(Task material):
>> Start
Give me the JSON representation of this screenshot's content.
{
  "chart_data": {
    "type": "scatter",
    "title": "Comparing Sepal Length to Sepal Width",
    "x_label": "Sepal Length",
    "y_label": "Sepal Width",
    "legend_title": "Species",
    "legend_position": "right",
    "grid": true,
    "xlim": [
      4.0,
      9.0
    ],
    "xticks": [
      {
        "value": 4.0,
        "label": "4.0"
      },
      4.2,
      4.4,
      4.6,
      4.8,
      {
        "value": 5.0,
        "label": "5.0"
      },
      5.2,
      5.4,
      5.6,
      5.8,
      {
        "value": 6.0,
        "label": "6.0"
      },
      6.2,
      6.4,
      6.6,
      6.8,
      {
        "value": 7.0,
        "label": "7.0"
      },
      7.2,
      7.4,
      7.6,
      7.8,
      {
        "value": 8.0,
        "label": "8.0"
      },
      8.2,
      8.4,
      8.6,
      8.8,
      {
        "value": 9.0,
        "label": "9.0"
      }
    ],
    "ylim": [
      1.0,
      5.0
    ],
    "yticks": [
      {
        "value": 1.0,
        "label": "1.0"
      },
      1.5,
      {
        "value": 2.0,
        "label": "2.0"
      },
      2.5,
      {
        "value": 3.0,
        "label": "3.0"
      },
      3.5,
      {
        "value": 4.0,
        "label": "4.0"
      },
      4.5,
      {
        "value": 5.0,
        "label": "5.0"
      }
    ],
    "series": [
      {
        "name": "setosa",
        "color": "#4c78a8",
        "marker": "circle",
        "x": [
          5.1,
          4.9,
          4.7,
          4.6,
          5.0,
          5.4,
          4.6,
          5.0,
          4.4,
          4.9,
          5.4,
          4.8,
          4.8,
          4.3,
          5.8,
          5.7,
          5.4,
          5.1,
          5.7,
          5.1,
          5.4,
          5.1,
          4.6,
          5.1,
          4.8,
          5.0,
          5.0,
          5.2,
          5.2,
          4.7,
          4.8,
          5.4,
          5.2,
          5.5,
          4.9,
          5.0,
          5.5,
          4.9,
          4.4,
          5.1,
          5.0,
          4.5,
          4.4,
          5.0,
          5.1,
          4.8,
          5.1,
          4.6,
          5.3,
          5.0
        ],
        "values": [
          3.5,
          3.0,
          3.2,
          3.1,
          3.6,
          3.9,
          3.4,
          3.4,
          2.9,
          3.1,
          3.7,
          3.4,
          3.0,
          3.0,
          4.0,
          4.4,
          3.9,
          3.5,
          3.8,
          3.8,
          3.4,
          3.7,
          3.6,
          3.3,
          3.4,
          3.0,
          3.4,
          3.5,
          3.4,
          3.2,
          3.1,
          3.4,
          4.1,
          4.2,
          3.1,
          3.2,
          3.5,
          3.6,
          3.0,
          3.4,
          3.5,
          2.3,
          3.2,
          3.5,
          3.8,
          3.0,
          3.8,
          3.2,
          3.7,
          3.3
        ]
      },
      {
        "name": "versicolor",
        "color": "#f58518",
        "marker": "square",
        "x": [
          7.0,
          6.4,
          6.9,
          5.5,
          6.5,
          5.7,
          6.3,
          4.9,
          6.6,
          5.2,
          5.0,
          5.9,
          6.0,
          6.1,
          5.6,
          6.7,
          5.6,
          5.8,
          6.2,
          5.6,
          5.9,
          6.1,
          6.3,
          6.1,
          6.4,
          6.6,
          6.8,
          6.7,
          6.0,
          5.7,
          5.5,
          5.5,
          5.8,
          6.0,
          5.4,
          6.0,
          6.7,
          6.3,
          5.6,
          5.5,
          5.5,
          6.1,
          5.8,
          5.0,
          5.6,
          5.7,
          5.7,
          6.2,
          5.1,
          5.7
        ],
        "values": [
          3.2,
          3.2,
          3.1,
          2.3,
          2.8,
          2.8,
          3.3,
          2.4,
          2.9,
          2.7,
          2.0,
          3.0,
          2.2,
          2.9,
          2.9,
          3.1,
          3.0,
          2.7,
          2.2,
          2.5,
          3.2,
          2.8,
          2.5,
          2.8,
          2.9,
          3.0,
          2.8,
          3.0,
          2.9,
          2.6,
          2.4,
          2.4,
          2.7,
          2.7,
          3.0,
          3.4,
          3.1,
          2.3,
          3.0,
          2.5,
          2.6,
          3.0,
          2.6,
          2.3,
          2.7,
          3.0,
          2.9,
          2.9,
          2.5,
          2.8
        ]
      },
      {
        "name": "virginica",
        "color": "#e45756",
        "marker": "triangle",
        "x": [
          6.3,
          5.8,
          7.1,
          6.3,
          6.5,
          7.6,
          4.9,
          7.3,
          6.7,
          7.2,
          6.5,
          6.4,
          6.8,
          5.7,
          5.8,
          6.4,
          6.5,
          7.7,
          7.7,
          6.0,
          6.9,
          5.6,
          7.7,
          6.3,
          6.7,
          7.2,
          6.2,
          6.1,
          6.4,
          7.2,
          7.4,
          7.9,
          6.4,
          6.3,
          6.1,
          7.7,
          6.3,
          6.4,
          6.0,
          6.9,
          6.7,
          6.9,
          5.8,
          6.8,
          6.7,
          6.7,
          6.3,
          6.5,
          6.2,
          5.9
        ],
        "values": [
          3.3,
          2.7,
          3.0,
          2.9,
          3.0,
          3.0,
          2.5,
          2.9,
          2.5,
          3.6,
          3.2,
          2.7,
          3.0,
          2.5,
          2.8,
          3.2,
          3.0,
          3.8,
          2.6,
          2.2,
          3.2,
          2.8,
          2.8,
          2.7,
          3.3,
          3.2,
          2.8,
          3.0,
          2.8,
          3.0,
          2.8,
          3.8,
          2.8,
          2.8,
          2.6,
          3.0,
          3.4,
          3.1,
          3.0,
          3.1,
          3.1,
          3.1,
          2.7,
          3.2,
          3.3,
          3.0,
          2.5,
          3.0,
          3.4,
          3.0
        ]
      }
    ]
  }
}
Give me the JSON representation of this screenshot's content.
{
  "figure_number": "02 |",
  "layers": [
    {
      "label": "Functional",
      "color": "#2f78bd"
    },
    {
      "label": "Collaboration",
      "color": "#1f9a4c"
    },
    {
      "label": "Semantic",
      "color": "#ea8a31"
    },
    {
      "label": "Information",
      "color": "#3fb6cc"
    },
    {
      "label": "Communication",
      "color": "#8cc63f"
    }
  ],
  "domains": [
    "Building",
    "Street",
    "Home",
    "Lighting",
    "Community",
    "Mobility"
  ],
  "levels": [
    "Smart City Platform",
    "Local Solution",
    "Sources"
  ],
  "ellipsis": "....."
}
>> End
(To be done): Write out the full listing, keeping every line exactly as it is.

(Full solution):
Give me the JSON representation of this screenshot's content.
{
  "chart_data": {
    "type": "scatter",
    "title": "Comparing Sepal Length to Sepal Width",
    "x_label": "Sepal Length",
    "y_label": "Sepal Width",
    "legend_title": "Species",
    "legend_position": "right",
    "grid": true,
    "xlim": [
      4.0,
      9.0
    ],
    "xticks": [
      {
        "value": 4.0,
        "label": "4.0"
      },
      4.2,
      4.4,
      4.6,
      4.8,
      {
        "value": 5.0,
        "label": "5.0"
      },
      5.2,
      5.4,
      5.6,
      5.8,
      {
        "value": 6.0,
        "label": "6.0"
      },
      6.2,
      6.4,
      6.6,
      6.8,
      {
        "value": 7.0,
        "label": "7.0"
      },
      7.2,
      7.4,
      7.6,
      7.8,
      {
        "value": 8.0,
        "label": "8.0"
      },
      8.2,
      8.4,
      8.6,
      8.8,
      {
        "value": 9.0,
        "label": "9.0"
      }
    ],
    "ylim": [
      1.0,
      5.0
    ],
    "yticks": [
      {
        "value": 1.0,
        "label": "1.0"
      },
      1.5,
      {
        "value": 2.0,
        "label": "2.0"
      },
      2.5,
      {
        "value": 3.0,
        "label": "3.0"
      },
      3.5,
      {
        "value": 4.0,
        "label": "4.0"
      },
      4.5,
      {
        "value": 5.0,
        "label": "5.0"
      }
    ],
    "series": [
      {
        "name": "setosa",
        "color": "#4c78a8",
        "marker": "circle",
        "x": [
          5.1,
          4.9,
          4.7,
          4.6,
          5.0,
          5.4,
          4.6,
          5.0,
          4.4,
          4.9,
          5.4,
          4.8,
          4.8,
          4.3,
          5.8,
          5.7,
          5.4,
          5.1,
          5.7,
          5.1,
          5.4,
          5.1,
          4.6,
          5.1,
          4.8,
          5.0,
          5.0,
          5.2,
          5.2,
          4.7,
          4.8,
          5.4,
          5.2,
          5.5,
          4.9,
          5.0,
          5.5,
          4.9,
          4.4,
          5.1,
          5.0,
          4.5,
          4.4,
          5.0,
          5.1,
          4.8,
          5.1,
          4.6,
          5.3,
          5.0
        ],
        "values": [
          3.5,
          3.0,
          3.2,
          3.1,
          3.6,
          3.9,
          3.4,
          3.4,
          2.9,
          3.1,
          3.7,
          3.4,
          3.0,
          3.0,
          4.0,
          4.4,
          3.9,
          3.5,
          3.8,
          3.8,
          3.4,
          3.7,
          3.6,
          3.3,
          3.4,
          3.0,
          3.4,
          3.5,
          3.4,
          3.2,
          3.1,
          3.4,
          4.1,
          4.2,
          3.1,
          3.2,
          3.5,
          3.6,
          3.0,
          3.4,
          3.5,
          2.3,
          3.2,
          3.5,
          3.8,
          3.0,
          3.8,
          3.2,
          3.7,
          3.3
        ]
      },
      {
        "name": "versicolor",
        "color": "#f58518",
        "marker": "square",
        "x": [
          7.0,
          6.4,
          6.9,
          5.5,
          6.5,
          5.7,
          6.3,
          4.9,
          6.6,
          5.2,
          5.0,
          5.9,
          6.0,
          6.1,
          5.6,
          6.7,
          5.6,
          5.8,
          6.2,
          5.6,
          5.9,
          6.1,
          6.3,
          6.1,
          6.4,
          6.6,
          6.8,
          6.7,
          6.0,
          5.7,
          5.5,
          5.5,
          5.8,
          6.0,
          5.4,
          6.0,
          6.7,
          6.3,
          5.6,
          5.5,
          5.5,
          6.1,
          5.8,
          5.0,
          5.6,
          5.7,
          5.7,
          6.2,
          5.1,
          5.7
        ],
        "values": [
          3.2,
          3.2,
          3.1,
          2.3,
          2.8,
          2.8,
          3.3,
          2.4,
          2.9,
          2.7,
          2.0,
          3.0,
          2.2,
          2.9,
          2.9,
          3.1,
          3.0,
          2.7,
          2.2,
          2.5,
          3.2,
          2.8,
          2.5,
          2.8,
          2.9,
          3.0,
          2.8,
          3.0,
          2.9,
          2.6,
          2.4,
          2.4,
          2.7,
          2.7,
          3.0,
          3.4,
          3.1,
          2.3,
          3.0,
          2.5,
          2.6,
          3.0,
          2.6,
          2.3,
          2.7,
          3.0,
          2.9,
          2.9,
          2.5,
          2.8
        ]
      },
      {
        "name": "virginica",
        "color": "#e45756",
        "marker": "triangle",
        "x": [
          6.3,
          5.8,
          7.1,
          6.3,
          6.5,
          7.6,
          4.9,
          7.3,
          6.7,
          7.2,
          6.5,
          6.4,
          6.8,
          5.7,
          5.8,
          6.4,
          6.5,
          7.7,
          7.7,
          6.0,
          6.9,
          5.6,
          7.7,
          6.3,
          6.7,
          7.2,
          6.2,
          6.1,
          6.4,
          7.2,
          7.4,
          7.9,
          6.4,
          6.3,
          6.1,
          7.7,
          6.3,
          6.4,
          6.0,
          6.9,
          6.7,
          6.9,
          5.8,
          6.8,
          6.7,
          6.7,
          6.3,
          6.5,
          6.2,
          5.9
        ],
        "values": [
          3.3,
          2.7,
          3.0,
          2.9,
          3.0,
          3.0,
          2.5,
          2.9,
          2.5,
          3.6,
          3.2,
          2.7,
          3.0,
          2.5,
          2.8,
          3.2,
          3.0,
          3.8,
          2.6,
          2.2,
          3.2,
          2.8,
          2.8,
          2.7,
          3.3,
          3.2,
          2.8,
          3.0,
          2.8,
          3.0,
          2.8,
          3.8,
          2.8,
          2.8,
          2.6,
          3.0,
          3.4,
          3.1,
          3.0,
          3.1,
          3.1,
          3.1,
          2.7,
          3.2,
          3.3,
          3.0,
          2.5,
          3.0,
          3.4,
          3.0
        ]
      }
    ]
  }
}
Give me the JSON representation of this screenshot's content.
{
  "figure_number": "02 |",
  "layers": [
    {
      "label": "Functional",
      "color": "#2f78bd"
    },
    {
      "label": "Collaboration",
      "color": "#1f9a4c"
    },
    {
      "label": "Semantic",
      "color": "#ea8a31"
    },
    {
      "label": "Information",
      "color": "#3fb6cc"
    },
    {
      "label": "Communication",
      "color": "#8cc63f"
    }
  ],
  "domains": [
    "Building",
    "Street",
    "Home",
    "Lighting",
    "Community",
    "Mobility"
  ],
  "levels": [
    "Smart City Platform",
    "Local Solution",
    "Sources"
  ],
  "ellipsis": "....."
}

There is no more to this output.